→ **EXERCISE REQUIREMENTS**:
Pick out each line of the records that includes the string "temperature", and copy it.

→ **MATERIAL**:
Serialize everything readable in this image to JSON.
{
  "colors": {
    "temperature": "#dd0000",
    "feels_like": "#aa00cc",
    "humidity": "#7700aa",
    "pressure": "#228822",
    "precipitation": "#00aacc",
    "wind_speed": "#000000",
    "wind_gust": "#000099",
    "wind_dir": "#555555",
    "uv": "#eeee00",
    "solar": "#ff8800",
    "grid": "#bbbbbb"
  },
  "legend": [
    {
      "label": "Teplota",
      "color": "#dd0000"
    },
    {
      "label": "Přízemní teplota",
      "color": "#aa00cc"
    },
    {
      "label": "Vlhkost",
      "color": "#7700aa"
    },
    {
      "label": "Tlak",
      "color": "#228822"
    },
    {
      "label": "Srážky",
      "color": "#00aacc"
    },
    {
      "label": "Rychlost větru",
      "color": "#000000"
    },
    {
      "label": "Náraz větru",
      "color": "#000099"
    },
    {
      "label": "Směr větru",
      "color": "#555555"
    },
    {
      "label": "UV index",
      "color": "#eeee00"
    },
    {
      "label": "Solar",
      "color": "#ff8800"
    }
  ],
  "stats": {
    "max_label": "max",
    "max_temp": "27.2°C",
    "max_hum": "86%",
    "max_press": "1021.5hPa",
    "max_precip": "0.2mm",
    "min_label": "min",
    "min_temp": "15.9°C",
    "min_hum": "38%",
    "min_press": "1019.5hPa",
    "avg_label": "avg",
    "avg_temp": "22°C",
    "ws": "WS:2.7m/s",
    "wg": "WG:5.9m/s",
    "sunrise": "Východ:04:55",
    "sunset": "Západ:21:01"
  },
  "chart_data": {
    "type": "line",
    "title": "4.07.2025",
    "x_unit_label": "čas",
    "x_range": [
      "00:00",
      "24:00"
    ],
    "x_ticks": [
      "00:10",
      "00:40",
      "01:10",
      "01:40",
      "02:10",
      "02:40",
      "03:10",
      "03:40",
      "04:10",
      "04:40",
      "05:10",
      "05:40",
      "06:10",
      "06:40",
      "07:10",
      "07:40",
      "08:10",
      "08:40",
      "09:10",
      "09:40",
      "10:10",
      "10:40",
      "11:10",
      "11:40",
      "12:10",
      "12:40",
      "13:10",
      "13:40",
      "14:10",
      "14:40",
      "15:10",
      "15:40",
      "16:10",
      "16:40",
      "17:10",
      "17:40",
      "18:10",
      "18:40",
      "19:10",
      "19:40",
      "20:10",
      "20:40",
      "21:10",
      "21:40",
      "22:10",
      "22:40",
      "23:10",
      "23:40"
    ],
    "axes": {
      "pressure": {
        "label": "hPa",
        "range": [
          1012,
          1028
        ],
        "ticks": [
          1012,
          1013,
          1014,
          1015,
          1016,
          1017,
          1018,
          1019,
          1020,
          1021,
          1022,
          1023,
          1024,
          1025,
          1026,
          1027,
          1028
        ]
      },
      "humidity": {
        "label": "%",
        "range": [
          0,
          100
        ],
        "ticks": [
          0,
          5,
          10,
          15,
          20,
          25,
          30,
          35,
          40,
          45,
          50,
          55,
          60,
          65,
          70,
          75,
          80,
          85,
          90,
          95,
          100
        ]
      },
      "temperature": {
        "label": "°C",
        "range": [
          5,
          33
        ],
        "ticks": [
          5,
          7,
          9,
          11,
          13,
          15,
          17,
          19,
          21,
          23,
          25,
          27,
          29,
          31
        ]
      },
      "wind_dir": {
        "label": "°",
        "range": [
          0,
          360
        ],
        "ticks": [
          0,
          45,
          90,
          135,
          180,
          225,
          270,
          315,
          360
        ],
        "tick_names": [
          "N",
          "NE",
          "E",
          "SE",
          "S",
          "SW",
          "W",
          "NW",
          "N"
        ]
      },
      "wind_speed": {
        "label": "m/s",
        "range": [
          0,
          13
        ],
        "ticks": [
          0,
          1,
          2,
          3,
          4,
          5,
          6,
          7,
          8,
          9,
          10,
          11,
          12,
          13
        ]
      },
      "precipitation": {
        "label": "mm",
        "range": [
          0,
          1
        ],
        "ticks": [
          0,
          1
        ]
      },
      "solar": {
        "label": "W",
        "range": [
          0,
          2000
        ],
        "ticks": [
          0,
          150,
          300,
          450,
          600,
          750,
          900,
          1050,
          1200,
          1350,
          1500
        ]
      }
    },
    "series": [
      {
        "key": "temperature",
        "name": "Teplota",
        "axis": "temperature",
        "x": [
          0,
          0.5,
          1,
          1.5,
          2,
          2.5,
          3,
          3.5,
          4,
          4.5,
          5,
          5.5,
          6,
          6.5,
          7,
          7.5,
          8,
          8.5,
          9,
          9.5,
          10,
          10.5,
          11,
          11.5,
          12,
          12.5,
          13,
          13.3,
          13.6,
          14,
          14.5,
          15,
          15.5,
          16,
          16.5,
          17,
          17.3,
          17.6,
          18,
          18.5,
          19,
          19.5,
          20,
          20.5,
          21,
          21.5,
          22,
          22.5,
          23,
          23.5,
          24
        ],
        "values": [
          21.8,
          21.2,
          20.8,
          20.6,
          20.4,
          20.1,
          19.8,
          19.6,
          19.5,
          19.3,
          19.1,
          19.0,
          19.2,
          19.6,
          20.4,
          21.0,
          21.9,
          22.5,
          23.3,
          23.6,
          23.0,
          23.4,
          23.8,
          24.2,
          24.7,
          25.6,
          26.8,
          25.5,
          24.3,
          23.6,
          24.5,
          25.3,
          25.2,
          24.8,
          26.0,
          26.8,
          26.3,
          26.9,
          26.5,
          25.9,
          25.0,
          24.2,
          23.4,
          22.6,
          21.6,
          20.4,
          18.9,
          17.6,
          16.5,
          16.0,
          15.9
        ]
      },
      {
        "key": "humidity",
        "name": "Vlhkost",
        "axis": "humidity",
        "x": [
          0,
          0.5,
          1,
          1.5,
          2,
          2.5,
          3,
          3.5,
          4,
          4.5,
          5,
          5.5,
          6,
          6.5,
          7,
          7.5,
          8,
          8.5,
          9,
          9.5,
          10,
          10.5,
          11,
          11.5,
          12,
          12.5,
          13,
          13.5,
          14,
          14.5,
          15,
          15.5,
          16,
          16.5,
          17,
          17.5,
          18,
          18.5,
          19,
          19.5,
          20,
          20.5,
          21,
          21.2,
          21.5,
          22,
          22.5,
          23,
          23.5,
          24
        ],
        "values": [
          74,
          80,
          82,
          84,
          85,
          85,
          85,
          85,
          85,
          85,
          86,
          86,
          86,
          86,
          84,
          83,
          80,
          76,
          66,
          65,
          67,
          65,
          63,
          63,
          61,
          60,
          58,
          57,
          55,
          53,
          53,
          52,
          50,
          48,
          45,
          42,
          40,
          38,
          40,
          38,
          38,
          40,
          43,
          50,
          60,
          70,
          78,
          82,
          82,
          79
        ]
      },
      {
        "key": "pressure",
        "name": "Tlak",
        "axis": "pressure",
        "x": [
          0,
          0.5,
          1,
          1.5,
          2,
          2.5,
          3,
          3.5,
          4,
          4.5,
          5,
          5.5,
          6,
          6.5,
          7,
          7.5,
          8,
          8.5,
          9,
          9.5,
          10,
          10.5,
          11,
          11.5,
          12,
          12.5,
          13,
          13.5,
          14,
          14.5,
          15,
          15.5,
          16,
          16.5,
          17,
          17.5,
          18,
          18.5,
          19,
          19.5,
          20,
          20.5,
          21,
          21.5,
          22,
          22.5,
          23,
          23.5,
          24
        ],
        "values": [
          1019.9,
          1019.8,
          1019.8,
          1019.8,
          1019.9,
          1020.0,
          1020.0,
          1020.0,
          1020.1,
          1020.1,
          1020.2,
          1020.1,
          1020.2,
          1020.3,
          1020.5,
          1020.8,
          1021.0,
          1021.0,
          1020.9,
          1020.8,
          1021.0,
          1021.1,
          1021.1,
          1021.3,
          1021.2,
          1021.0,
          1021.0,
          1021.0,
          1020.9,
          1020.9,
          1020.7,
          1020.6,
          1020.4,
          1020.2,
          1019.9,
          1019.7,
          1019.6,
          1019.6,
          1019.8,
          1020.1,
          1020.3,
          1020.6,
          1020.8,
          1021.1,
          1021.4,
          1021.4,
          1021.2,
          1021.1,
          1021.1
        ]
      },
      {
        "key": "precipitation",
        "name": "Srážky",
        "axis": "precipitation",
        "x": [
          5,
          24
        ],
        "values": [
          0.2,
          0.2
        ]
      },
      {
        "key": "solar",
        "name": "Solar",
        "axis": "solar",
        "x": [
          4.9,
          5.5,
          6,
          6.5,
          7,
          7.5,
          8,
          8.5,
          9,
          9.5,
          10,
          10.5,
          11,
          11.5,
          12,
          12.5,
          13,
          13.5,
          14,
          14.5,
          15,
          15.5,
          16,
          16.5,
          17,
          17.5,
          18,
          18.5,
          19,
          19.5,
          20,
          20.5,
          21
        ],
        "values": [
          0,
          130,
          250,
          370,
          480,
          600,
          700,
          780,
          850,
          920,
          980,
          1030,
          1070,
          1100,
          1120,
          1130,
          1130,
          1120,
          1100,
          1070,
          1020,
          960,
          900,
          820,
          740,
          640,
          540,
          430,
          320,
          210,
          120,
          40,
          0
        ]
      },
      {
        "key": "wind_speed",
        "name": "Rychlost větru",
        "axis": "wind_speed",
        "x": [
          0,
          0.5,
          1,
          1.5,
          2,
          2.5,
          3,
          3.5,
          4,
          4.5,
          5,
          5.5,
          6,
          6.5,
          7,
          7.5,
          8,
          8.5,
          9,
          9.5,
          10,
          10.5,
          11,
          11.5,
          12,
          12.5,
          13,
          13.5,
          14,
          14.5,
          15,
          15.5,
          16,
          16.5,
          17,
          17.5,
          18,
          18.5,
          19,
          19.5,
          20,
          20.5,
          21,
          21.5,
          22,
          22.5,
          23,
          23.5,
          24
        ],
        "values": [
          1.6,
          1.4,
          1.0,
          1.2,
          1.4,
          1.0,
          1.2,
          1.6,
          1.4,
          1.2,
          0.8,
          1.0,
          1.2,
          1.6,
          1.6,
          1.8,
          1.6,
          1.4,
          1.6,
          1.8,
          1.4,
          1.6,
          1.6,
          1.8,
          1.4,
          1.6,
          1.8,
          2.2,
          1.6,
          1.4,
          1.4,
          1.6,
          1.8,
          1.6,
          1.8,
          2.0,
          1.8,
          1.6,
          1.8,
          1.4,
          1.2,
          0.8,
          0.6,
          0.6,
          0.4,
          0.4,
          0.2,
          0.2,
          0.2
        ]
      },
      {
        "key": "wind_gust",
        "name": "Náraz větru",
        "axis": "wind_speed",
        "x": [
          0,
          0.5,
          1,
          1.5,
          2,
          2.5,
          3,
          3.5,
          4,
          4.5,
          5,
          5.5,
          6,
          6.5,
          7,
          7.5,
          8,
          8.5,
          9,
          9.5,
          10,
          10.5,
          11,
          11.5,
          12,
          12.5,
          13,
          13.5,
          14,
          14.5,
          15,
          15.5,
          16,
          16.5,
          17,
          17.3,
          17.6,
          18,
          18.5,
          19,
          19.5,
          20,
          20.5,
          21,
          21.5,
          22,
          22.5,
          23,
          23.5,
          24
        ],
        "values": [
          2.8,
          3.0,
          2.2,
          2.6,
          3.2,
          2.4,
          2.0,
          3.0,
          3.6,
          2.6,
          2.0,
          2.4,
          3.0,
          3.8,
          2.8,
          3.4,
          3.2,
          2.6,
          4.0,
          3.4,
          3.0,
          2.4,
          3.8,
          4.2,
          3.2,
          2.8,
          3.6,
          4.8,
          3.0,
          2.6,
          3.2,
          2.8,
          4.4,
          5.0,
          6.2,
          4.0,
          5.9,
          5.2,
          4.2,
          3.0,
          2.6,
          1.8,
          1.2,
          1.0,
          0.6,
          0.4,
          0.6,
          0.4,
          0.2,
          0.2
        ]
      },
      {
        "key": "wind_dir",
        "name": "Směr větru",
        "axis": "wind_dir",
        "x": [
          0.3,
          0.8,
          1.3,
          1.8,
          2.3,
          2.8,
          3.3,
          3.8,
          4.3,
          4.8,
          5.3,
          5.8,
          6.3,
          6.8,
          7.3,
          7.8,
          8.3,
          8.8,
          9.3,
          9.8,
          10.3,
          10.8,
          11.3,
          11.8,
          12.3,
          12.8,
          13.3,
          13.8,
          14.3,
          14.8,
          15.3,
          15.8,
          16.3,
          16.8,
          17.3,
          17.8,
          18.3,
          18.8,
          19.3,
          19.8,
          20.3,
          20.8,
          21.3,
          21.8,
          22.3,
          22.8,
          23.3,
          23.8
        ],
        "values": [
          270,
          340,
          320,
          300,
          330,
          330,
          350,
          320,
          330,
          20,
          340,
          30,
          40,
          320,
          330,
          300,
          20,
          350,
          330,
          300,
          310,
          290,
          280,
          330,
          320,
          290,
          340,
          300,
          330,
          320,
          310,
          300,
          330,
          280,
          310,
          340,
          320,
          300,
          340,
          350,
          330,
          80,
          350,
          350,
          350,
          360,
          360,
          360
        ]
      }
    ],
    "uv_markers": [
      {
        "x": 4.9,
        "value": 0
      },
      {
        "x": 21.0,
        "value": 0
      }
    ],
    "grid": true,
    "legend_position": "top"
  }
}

→ **COMPLETE ANSWER**:
    "temperature": "#dd0000",
      "temperature": {
        "key": "temperature",
        "axis": "temperature",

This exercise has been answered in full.